TASK STATEMENT:
Transcribe every entry below word for word, but skip the pictures.

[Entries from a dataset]
--- begin ---

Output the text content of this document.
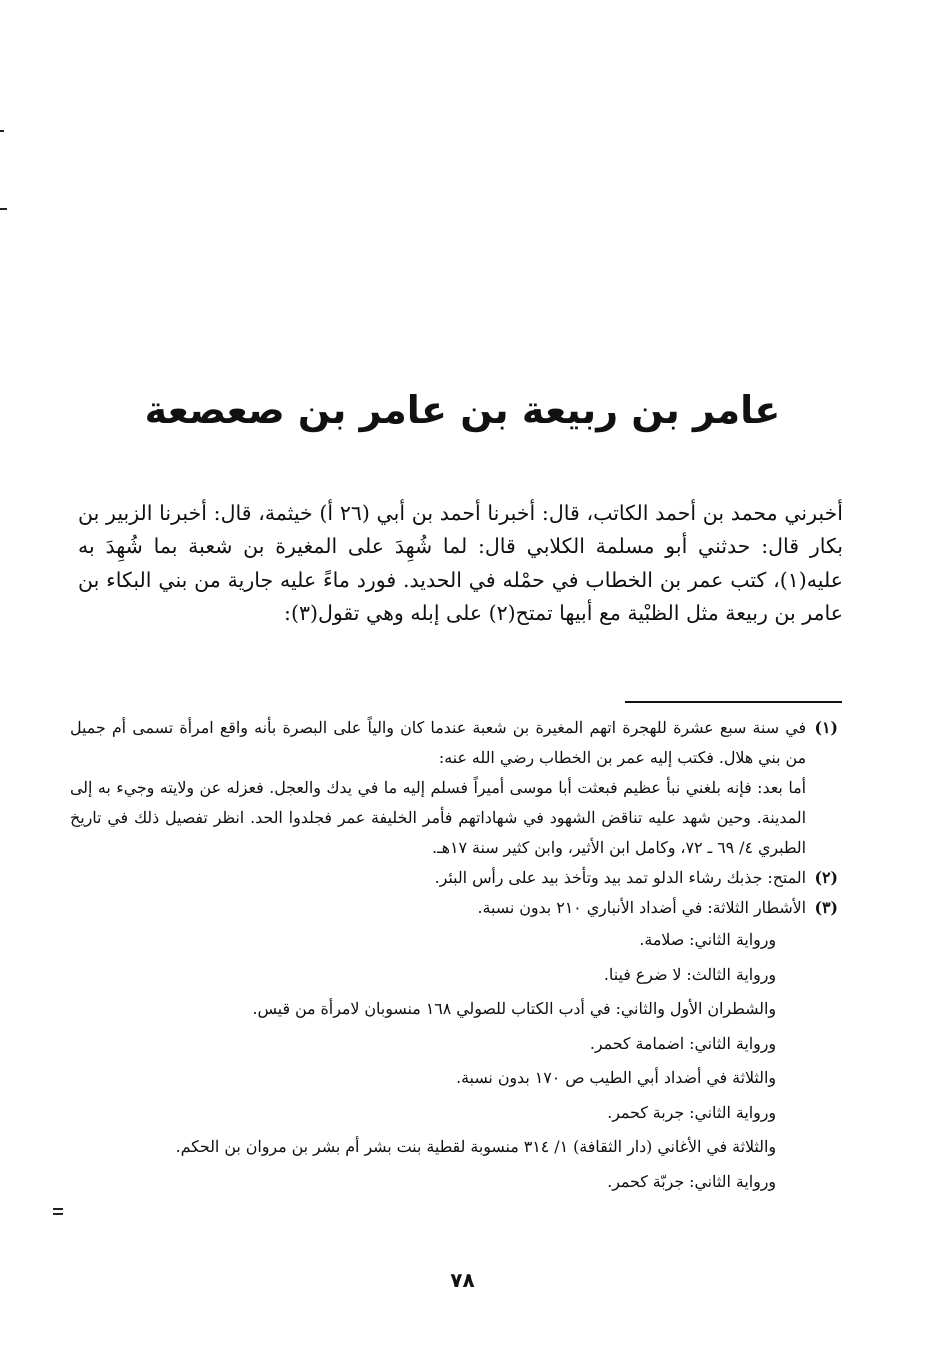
عامر بن ربيعة بن عامر بن صعصعة

أخبرني محمد بن أحمد الكاتب، قال: أخبرنا أحمد بن أبي (٢٦ أ) خيثمة، قال: أخبرنا الزبير بن بكار قال: حدثني أبو مسلمة الكلابي قال: لما شُهِدَ على المغيرة بن شعبة بما شُهِدَ به عليه(١)، كتب عمر بن الخطاب في حمْله في الحديد. فورد ماءً عليه جارية من بني البكاء بن عامر بن ربيعة مثل الظبْية مع أبيها تمتح(٢) على إبله وهي تقول(٣):

(١)
في سنة سبع عشرة للهجرة اتهم المغيرة بن شعبة عندما كان والياً على البصرة بأنه واقع امرأة تسمى أم جميل من بني هلال. فكتب إليه عمر بن الخطاب رضي الله عنه:
أما بعد: فإنه بلغني نبأ عظيم فبعثت أبا موسى أميراً فسلم إليه ما في يدك والعجل. فعزله عن ولايته وجيء به إلى المدينة. وحين شهد عليه تناقض الشهود في شهاداتهم فأمر الخليفة عمر فجلدوا الحد. انظر تفصيل ذلك في تاريخ الطبري ٤/ ٦٩ ـ ٧٢، وكامل ابن الأثير، وابن كثير سنة ١٧هـ.
(٢)
المتح: جذبك رشاء الدلو تمد بيد وتأخذ بيد على رأس البئر.
(٣)
الأشطار الثلاثة: في أضداد الأنباري ٢١٠ بدون نسبة.
ورواية الثاني: صلامة.
ورواية الثالث: لا ضرع فينا.
والشطران الأول والثاني: في أدب الكتاب للصولي ١٦٨ منسوبان لامرأة من قيس.
ورواية الثاني: اضمامة كحمر.
والثلاثة في أضداد أبي الطيب ص ١٧٠ بدون نسبة.
ورواية الثاني: جربة كحمر.
والثلاثة في الأغاني (دار الثقافة) ١/ ٣١٤ منسوبة لقطية بنت بشر أم بشر بن مروان بن الحكم.
ورواية الثاني: جربّة كحمر.
٧٨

--- end ---

ANSWER FOR THE TASK:
Output the text content of this document.
عامر بن ربيعة بن عامر بن صعصعة

أخبرني محمد بن أحمد الكاتب، قال: أخبرنا أحمد بن أبي (٢٦ أ) خيثمة، قال: أخبرنا الزبير بن بكار قال: حدثني أبو مسلمة الكلابي قال: لما شُهِدَ على المغيرة بن شعبة بما شُهِدَ به عليه(١)، كتب عمر بن الخطاب في حمْله في الحديد. فورد ماءً عليه جارية من بني البكاء بن عامر بن ربيعة مثل الظبْية مع أبيها تمتح(٢) على إبله وهي تقول(٣):

(١)
في سنة سبع عشرة للهجرة اتهم المغيرة بن شعبة عندما كان والياً على البصرة بأنه واقع امرأة تسمى أم جميل من بني هلال. فكتب إليه عمر بن الخطاب رضي الله عنه:
أما بعد: فإنه بلغني نبأ عظيم فبعثت أبا موسى أميراً فسلم إليه ما في يدك والعجل. فعزله عن ولايته وجيء به إلى المدينة. وحين شهد عليه تناقض الشهود في شهاداتهم فأمر الخليفة عمر فجلدوا الحد. انظر تفصيل ذلك في تاريخ الطبري ٤/ ٦٩ ـ ٧٢، وكامل ابن الأثير، وابن كثير سنة ١٧هـ.
(٢)
المتح: جذبك رشاء الدلو تمد بيد وتأخذ بيد على رأس البئر.
(٣)
الأشطار الثلاثة: في أضداد الأنباري ٢١٠ بدون نسبة.
ورواية الثاني: صلامة.
ورواية الثالث: لا ضرع فينا.
والشطران الأول والثاني: في أدب الكتاب للصولي ١٦٨ منسوبان لامرأة من قيس.
ورواية الثاني: اضمامة كحمر.
والثلاثة في أضداد أبي الطيب ص ١٧٠ بدون نسبة.
ورواية الثاني: جربة كحمر.
والثلاثة في الأغاني (دار الثقافة) ١/ ٣١٤ منسوبة لقطية بنت بشر أم بشر بن مروان بن الحكم.
ورواية الثاني: جربّة كحمر.
٧٨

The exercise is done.